**Task prompt:**
Write the records out again exactly, leaving no images in.

**Data for this task:**
──────────────────────────────
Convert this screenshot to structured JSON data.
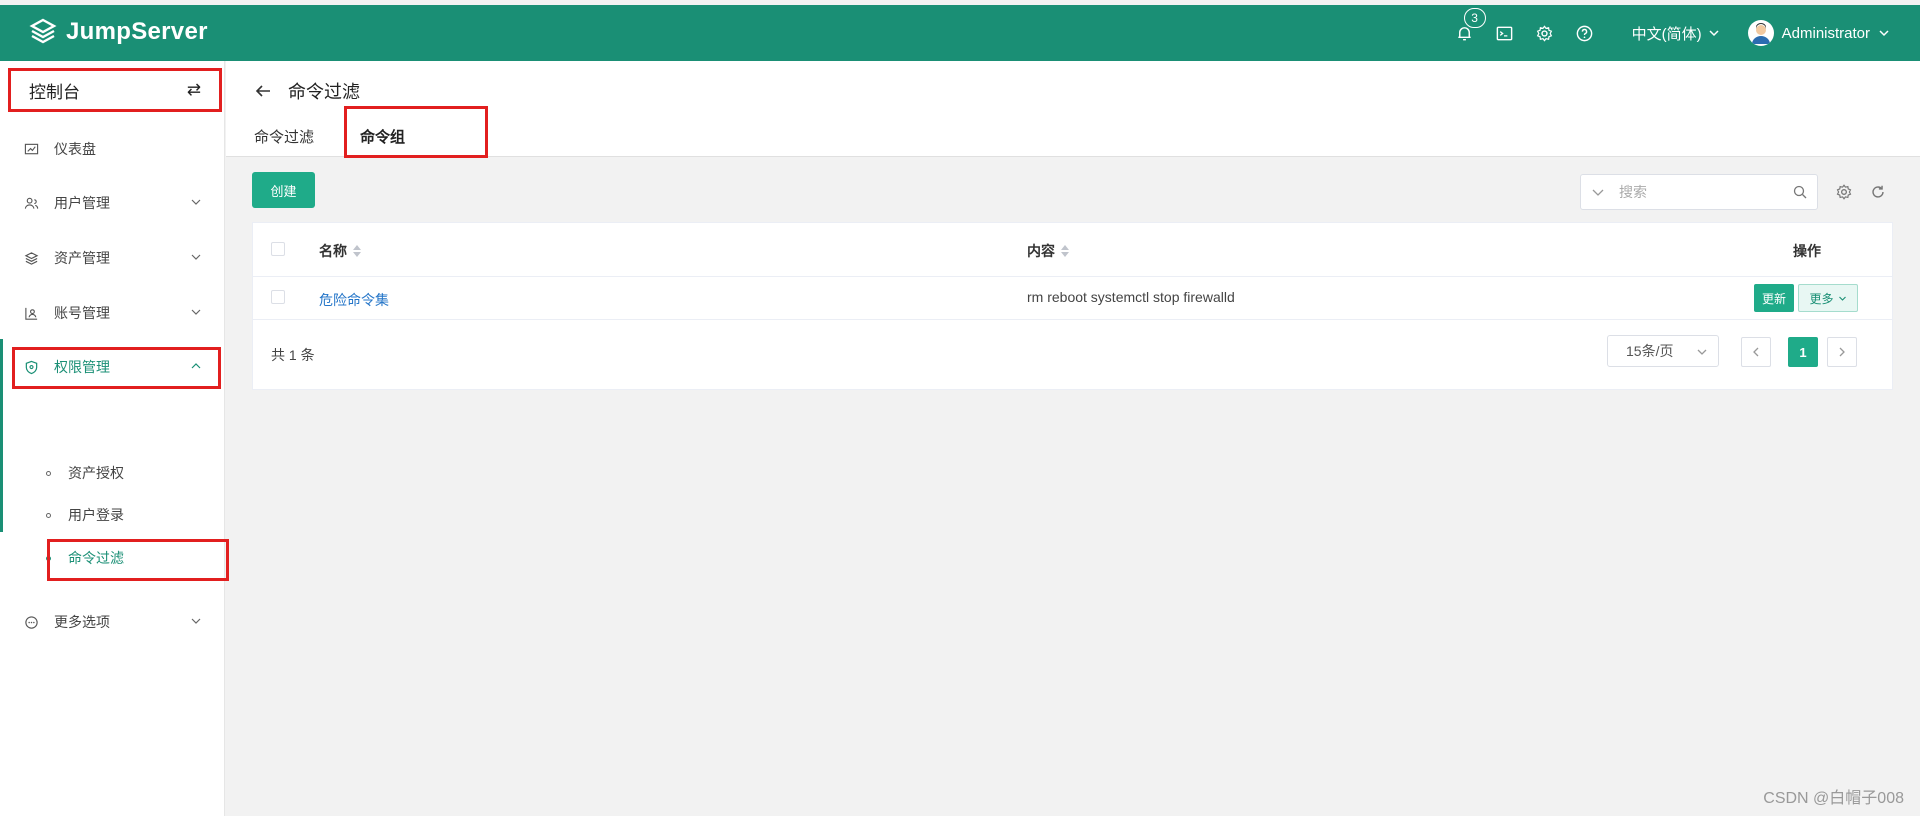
{
  "brand": {
    "name": "JumpServer"
  },
  "topbar": {
    "notification_count": "3",
    "language": "中文(简体)",
    "user_name": "Administrator",
    "icons": [
      "bell-icon",
      "terminal-icon",
      "gear-icon",
      "help-icon"
    ]
  },
  "sidebar": {
    "console_label": "控制台",
    "switch_symbol": "⇄",
    "items": [
      {
        "label": "仪表盘",
        "icon": "dashboard-icon"
      },
      {
        "label": "用户管理",
        "icon": "users-icon"
      },
      {
        "label": "资产管理",
        "icon": "layers-icon"
      },
      {
        "label": "账号管理",
        "icon": "account-icon"
      },
      {
        "label": "权限管理",
        "icon": "shield-icon"
      },
      {
        "label": "更多选项",
        "icon": "more-icon"
      }
    ],
    "sub_items": [
      {
        "label": "资产授权"
      },
      {
        "label": "用户登录"
      },
      {
        "label": "命令过滤"
      }
    ]
  },
  "header": {
    "title": "命令过滤",
    "tabs": [
      {
        "label": "命令过滤"
      },
      {
        "label": "命令组"
      }
    ]
  },
  "toolbar": {
    "create_label": "创建",
    "search_placeholder": "搜索"
  },
  "table": {
    "columns": [
      "名称",
      "内容",
      "操作"
    ],
    "rows": [
      {
        "name": "危险命令集",
        "content": "rm reboot systemctl stop firewalld",
        "update_label": "更新",
        "more_label": "更多"
      }
    ]
  },
  "pagination": {
    "total_text": "共 1 条",
    "page_size": "15条/页",
    "current_page": "1"
  },
  "watermark": "CSDN @白帽子008",
  "colors": {
    "brand": "#1a8f75",
    "primary_button": "#1fab89",
    "highlight_box": "#e21f1f",
    "link": "#2475c8"
  }
}
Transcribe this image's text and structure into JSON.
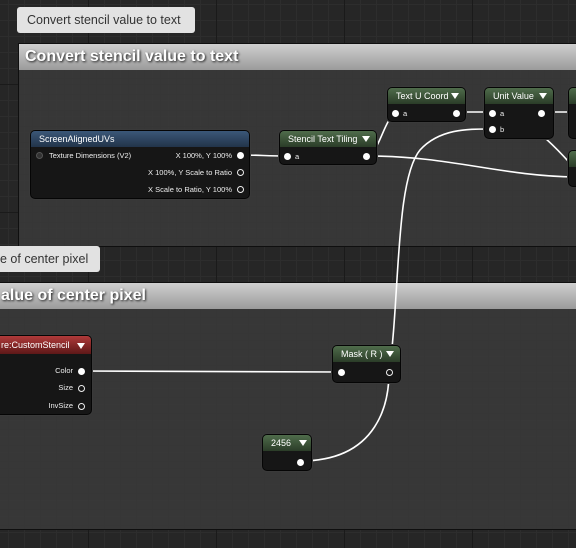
{
  "comments": {
    "top": {
      "bubble": "Convert stencil value to text",
      "header": "Convert stencil value to text"
    },
    "bottom": {
      "bubble": "e of center pixel",
      "header": "alue of center pixel"
    }
  },
  "nodes": {
    "screen_aligned_uvs": {
      "title": "ScreenAlignedUVs",
      "input_label": "Texture Dimensions (V2)",
      "outputs": [
        "X 100%, Y 100%",
        "X 100%, Y Scale to Ratio",
        "X Scale to Ratio, Y 100%"
      ]
    },
    "stencil_text_tiling": {
      "title": "Stencil Text Tiling",
      "input": "a"
    },
    "text_u_coord": {
      "title": "Text U Coord",
      "input": "a"
    },
    "unit_value": {
      "title": "Unit Value",
      "inputs": [
        "a",
        "b"
      ]
    },
    "custom_stencil": {
      "title": "re:CustomStencil",
      "outputs": [
        "Color",
        "Size",
        "InvSize"
      ]
    },
    "mask": {
      "title": "Mask ( R )"
    },
    "constant": {
      "title": "2456"
    }
  },
  "colors": {
    "comment_header": "#b4b4b4",
    "node_title_green": "#3d5439",
    "node_title_blue": "#2f4661",
    "node_title_red": "#8a2a2a",
    "wire": "#ffffff"
  }
}
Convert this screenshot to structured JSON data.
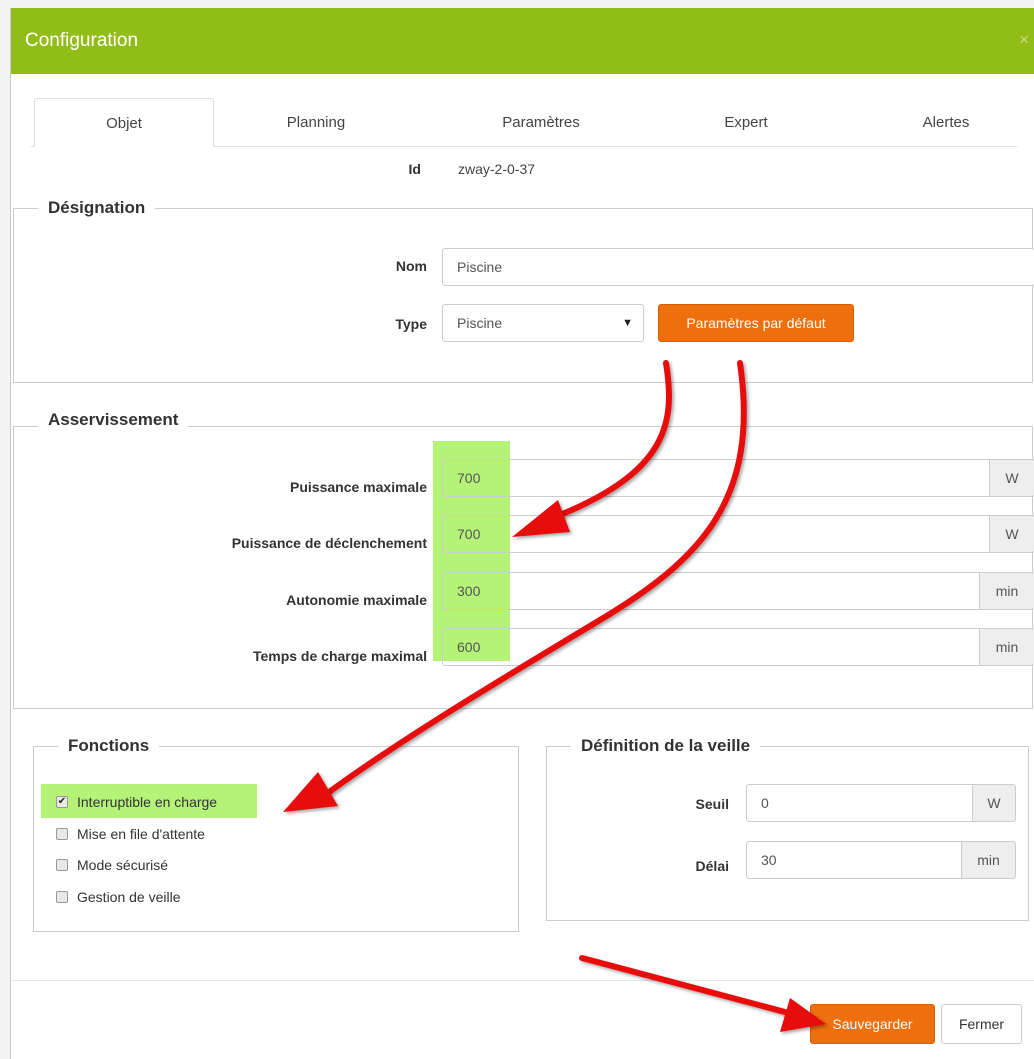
{
  "header": {
    "title": "Configuration",
    "close": "×"
  },
  "tabs": [
    "Objet",
    "Planning",
    "Paramètres",
    "Expert",
    "Alertes"
  ],
  "id_row": {
    "label": "Id",
    "value": "zway-2-0-37"
  },
  "designation": {
    "legend": "Désignation",
    "nom_label": "Nom",
    "nom_value": "Piscine",
    "type_label": "Type",
    "type_value": "Piscine",
    "default_button": "Paramètres par défaut"
  },
  "asservissement": {
    "legend": "Asservissement",
    "rows": [
      {
        "label": "Puissance maximale",
        "value": "700",
        "unit": "W"
      },
      {
        "label": "Puissance de déclenchement",
        "value": "700",
        "unit": "W"
      },
      {
        "label": "Autonomie maximale",
        "value": "300",
        "unit": "min"
      },
      {
        "label": "Temps de charge maximal",
        "value": "600",
        "unit": "min"
      }
    ]
  },
  "fonctions": {
    "legend": "Fonctions",
    "items": [
      {
        "label": "Interruptible en charge",
        "checked": true
      },
      {
        "label": "Mise en file d'attente",
        "checked": false
      },
      {
        "label": "Mode sécurisé",
        "checked": false
      },
      {
        "label": "Gestion de veille",
        "checked": false
      }
    ]
  },
  "veille": {
    "legend": "Définition de la veille",
    "seuil_label": "Seuil",
    "seuil_value": "0",
    "seuil_unit": "W",
    "delai_label": "Délai",
    "delai_value": "30",
    "delai_unit": "min"
  },
  "footer": {
    "save": "Sauvegarder",
    "close": "Fermer"
  },
  "colors": {
    "header": "#92bd16",
    "accent": "#ee6f0e",
    "highlight": "#a8f060",
    "arrow": "#e81010"
  }
}
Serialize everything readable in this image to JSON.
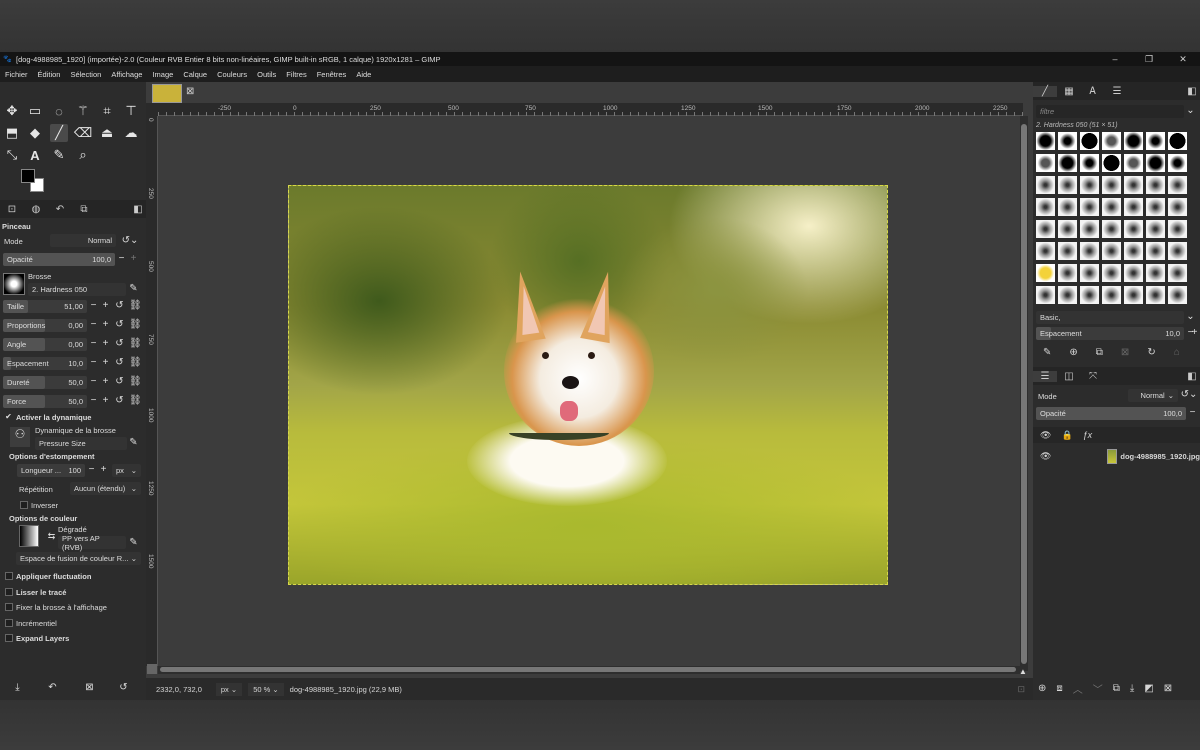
{
  "window": {
    "title": "[dog-4988985_1920] (importée)-2.0 (Couleur RVB Entier 8 bits non-linéaires, GIMP built-in sRGB, 1 calque) 1920x1281 – GIMP",
    "minimize": "–",
    "maximize": "❐",
    "close": "✕"
  },
  "menu": [
    "Fichier",
    "Édition",
    "Sélection",
    "Affichage",
    "Image",
    "Calque",
    "Couleurs",
    "Outils",
    "Filtres",
    "Fenêtres",
    "Aide"
  ],
  "tool_options": {
    "title": "Pinceau",
    "mode_label": "Mode",
    "mode_value": "Normal",
    "opacity_label": "Opacité",
    "opacity_value": "100,0",
    "brush_label": "Brosse",
    "brush_value": "2. Hardness 050",
    "params": [
      {
        "label": "Taille",
        "value": "51,00",
        "fill": 0.3
      },
      {
        "label": "Proportions",
        "value": "0,00",
        "fill": 0.5
      },
      {
        "label": "Angle",
        "value": "0,00",
        "fill": 0.5
      },
      {
        "label": "Espacement",
        "value": "10,0",
        "fill": 0.1
      },
      {
        "label": "Dureté",
        "value": "50,0",
        "fill": 0.5
      },
      {
        "label": "Force",
        "value": "50,0",
        "fill": 0.5
      }
    ],
    "dynamics_toggle": "Activer la dynamique",
    "dynamics_label": "Dynamique de la brosse",
    "dynamics_value": "Pressure Size",
    "fade_title": "Options d'estompement",
    "fade_length_label": "Longueur ...",
    "fade_length_value": "100",
    "fade_unit": "px",
    "repeat_label": "Répétition",
    "repeat_value": "Aucun (étendu)",
    "invert_label": "Inverser",
    "color_title": "Options de couleur",
    "gradient_label": "Dégradé",
    "gradient_value": "PP vers AP (RVB)",
    "blend_space": "Espace de fusion de couleur R...",
    "apply_jitter": "Appliquer fluctuation",
    "smooth": "Lisser le tracé",
    "lock_brush": "Fixer la brosse à l'affichage",
    "incremental": "Incrémentiel",
    "expand_layers": "Expand Layers"
  },
  "canvas": {
    "ruler_labels": [
      "-250",
      "0",
      "250",
      "500",
      "750",
      "1000",
      "1250",
      "1500",
      "1750",
      "2000",
      "2250"
    ],
    "vruler_labels": [
      "0",
      "250",
      "500",
      "750",
      "1000",
      "1250",
      "1500"
    ],
    "status_coords": "2332,0, 732,0",
    "status_unit": "px",
    "status_zoom": "50 %",
    "status_file": "dog-4988985_1920.jpg (22,9 MB)"
  },
  "brushes": {
    "filter_placeholder": "filtre",
    "selected": "2. Hardness 050 (51 × 51)",
    "tag": "Basic,",
    "spacing_label": "Espacement",
    "spacing_value": "10,0"
  },
  "layers": {
    "mode_label": "Mode",
    "mode_value": "Normal",
    "opacity_label": "Opacité",
    "opacity_value": "100,0",
    "layer_name": "dog-4988985_1920.jpg"
  }
}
──────────────────────────────
**Result of this exercise:**
Convert this screenshot to structured JSON data.
{
  "brand": {
    "name": "JumpServer"
  },
  "topbar": {
    "notification_count": "3",
    "language": "中文(简体)",
    "user_name": "Administrator",
    "icons": [
      "bell-icon",
      "terminal-icon",
      "gear-icon",
      "help-icon"
    ]
  },
  "sidebar": {
    "console_label": "控制台",
    "switch_symbol": "⇄",
    "items": [
      {
        "label": "仪表盘",
        "icon": "dashboard-icon"
      },
      {
        "label": "用户管理",
        "icon": "users-icon"
      },
      {
        "label": "资产管理",
        "icon": "layers-icon"
      },
      {
        "label": "账号管理",
        "icon": "account-icon"
      },
      {
        "label": "权限管理",
        "icon": "shield-icon"
      },
      {
        "label": "更多选项",
        "icon": "more-icon"
      }
    ],
    "sub_items": [
      {
        "label": "资产授权"
      },
      {
        "label": "用户登录"
      },
      {
        "label": "命令过滤"
      }
    ]
  },
  "header": {
    "title": "命令过滤",
    "tabs": [
      {
        "label": "命令过滤"
      },
      {
        "label": "命令组"
      }
    ]
  },
  "toolbar": {
    "create_label": "创建",
    "search_placeholder": "搜索"
  },
  "table": {
    "columns": [
      "名称",
      "内容",
      "操作"
    ],
    "rows": [
      {
        "name": "危险命令集",
        "content": "rm reboot systemctl stop firewalld",
        "update_label": "更新",
        "more_label": "更多"
      }
    ]
  },
  "pagination": {
    "total_text": "共 1 条",
    "page_size": "15条/页",
    "current_page": "1"
  },
  "watermark": "CSDN @白帽子008",
  "colors": {
    "brand": "#1a8f75",
    "primary_button": "#1fab89",
    "highlight_box": "#e21f1f",
    "link": "#2475c8"
  }
}
Transcribe this image's text and structure into JSON.
{
  "comments": {
    "top": {
      "bubble": "Convert stencil value to text",
      "header": "Convert stencil value to text"
    },
    "bottom": {
      "bubble": "e of center pixel",
      "header": "alue of center pixel"
    }
  },
  "nodes": {
    "screen_aligned_uvs": {
      "title": "ScreenAlignedUVs",
      "input_label": "Texture Dimensions (V2)",
      "outputs": [
        "X 100%, Y 100%",
        "X 100%, Y Scale to Ratio",
        "X Scale to Ratio, Y 100%"
      ]
    },
    "stencil_text_tiling": {
      "title": "Stencil Text Tiling",
      "input": "a"
    },
    "text_u_coord": {
      "title": "Text U Coord",
      "input": "a"
    },
    "unit_value": {
      "title": "Unit Value",
      "inputs": [
        "a",
        "b"
      ]
    },
    "custom_stencil": {
      "title": "re:CustomStencil",
      "outputs": [
        "Color",
        "Size",
        "InvSize"
      ]
    },
    "mask": {
      "title": "Mask ( R )"
    },
    "constant": {
      "title": "2456"
    }
  },
  "colors": {
    "comment_header": "#b4b4b4",
    "node_title_green": "#3d5439",
    "node_title_blue": "#2f4661",
    "node_title_red": "#8a2a2a",
    "wire": "#ffffff"
  }
}
Convert this screenshot to structured JSON data.
{
  "header": {
    "title": "Configuration",
    "close": "×"
  },
  "tabs": [
    "Objet",
    "Planning",
    "Paramètres",
    "Expert",
    "Alertes"
  ],
  "id_row": {
    "label": "Id",
    "value": "zway-2-0-37"
  },
  "designation": {
    "legend": "Désignation",
    "nom_label": "Nom",
    "nom_value": "Piscine",
    "type_label": "Type",
    "type_value": "Piscine",
    "default_button": "Paramètres par défaut"
  },
  "asservissement": {
    "legend": "Asservissement",
    "rows": [
      {
        "label": "Puissance maximale",
        "value": "700",
        "unit": "W"
      },
      {
        "label": "Puissance de déclenchement",
        "value": "700",
        "unit": "W"
      },
      {
        "label": "Autonomie maximale",
        "value": "300",
        "unit": "min"
      },
      {
        "label": "Temps de charge maximal",
        "value": "600",
        "unit": "min"
      }
    ]
  },
  "fonctions": {
    "legend": "Fonctions",
    "items": [
      {
        "label": "Interruptible en charge",
        "checked": true
      },
      {
        "label": "Mise en file d'attente",
        "checked": false
      },
      {
        "label": "Mode sécurisé",
        "checked": false
      },
      {
        "label": "Gestion de veille",
        "checked": false
      }
    ]
  },
  "veille": {
    "legend": "Définition de la veille",
    "seuil_label": "Seuil",
    "seuil_value": "0",
    "seuil_unit": "W",
    "delai_label": "Délai",
    "delai_value": "30",
    "delai_unit": "min"
  },
  "footer": {
    "save": "Sauvegarder",
    "close": "Fermer"
  },
  "colors": {
    "header": "#92bd16",
    "accent": "#ee6f0e",
    "highlight": "#a8f060",
    "arrow": "#e81010"
  }
}
Serialize everything readable in this image to JSON.
{
  "window": {
    "title": "[dog-4988985_1920] (importée)-2.0 (Couleur RVB Entier 8 bits non-linéaires, GIMP built-in sRGB, 1 calque) 1920x1281 – GIMP",
    "minimize": "–",
    "maximize": "❐",
    "close": "✕"
  },
  "menu": [
    "Fichier",
    "Édition",
    "Sélection",
    "Affichage",
    "Image",
    "Calque",
    "Couleurs",
    "Outils",
    "Filtres",
    "Fenêtres",
    "Aide"
  ],
  "tool_options": {
    "title": "Pinceau",
    "mode_label": "Mode",
    "mode_value": "Normal",
    "opacity_label": "Opacité",
    "opacity_value": "100,0",
    "brush_label": "Brosse",
    "brush_value": "2. Hardness 050",
    "params": [
      {
        "label": "Taille",
        "value": "51,00",
        "fill": 0.3
      },
      {
        "label": "Proportions",
        "value": "0,00",
        "fill": 0.5
      },
      {
        "label": "Angle",
        "value": "0,00",
        "fill": 0.5
      },
      {
        "label": "Espacement",
        "value": "10,0",
        "fill": 0.1
      },
      {
        "label": "Dureté",
        "value": "50,0",
        "fill": 0.5
      },
      {
        "label": "Force",
        "value": "50,0",
        "fill": 0.5
      }
    ],
    "dynamics_toggle": "Activer la dynamique",
    "dynamics_label": "Dynamique de la brosse",
    "dynamics_value": "Pressure Size",
    "fade_title": "Options d'estompement",
    "fade_length_label": "Longueur ...",
    "fade_length_value": "100",
    "fade_unit": "px",
    "repeat_label": "Répétition",
    "repeat_value": "Aucun (étendu)",
    "invert_label": "Inverser",
    "color_title": "Options de couleur",
    "gradient_label": "Dégradé",
    "gradient_value": "PP vers AP (RVB)",
    "blend_space": "Espace de fusion de couleur R...",
    "apply_jitter": "Appliquer fluctuation",
    "smooth": "Lisser le tracé",
    "lock_brush": "Fixer la brosse à l'affichage",
    "incremental": "Incrémentiel",
    "expand_layers": "Expand Layers"
  },
  "canvas": {
    "ruler_labels": [
      "-250",
      "0",
      "250",
      "500",
      "750",
      "1000",
      "1250",
      "1500",
      "1750",
      "2000",
      "2250"
    ],
    "vruler_labels": [
      "0",
      "250",
      "500",
      "750",
      "1000",
      "1250",
      "1500"
    ],
    "status_coords": "2332,0, 732,0",
    "status_unit": "px",
    "status_zoom": "50 %",
    "status_file": "dog-4988985_1920.jpg (22,9 MB)"
  },
  "brushes": {
    "filter_placeholder": "filtre",
    "selected": "2. Hardness 050 (51 × 51)",
    "tag": "Basic,",
    "spacing_label": "Espacement",
    "spacing_value": "10,0"
  },
  "layers": {
    "mode_label": "Mode",
    "mode_value": "Normal",
    "opacity_label": "Opacité",
    "opacity_value": "100,0",
    "layer_name": "dog-4988985_1920.jpg"
  }
}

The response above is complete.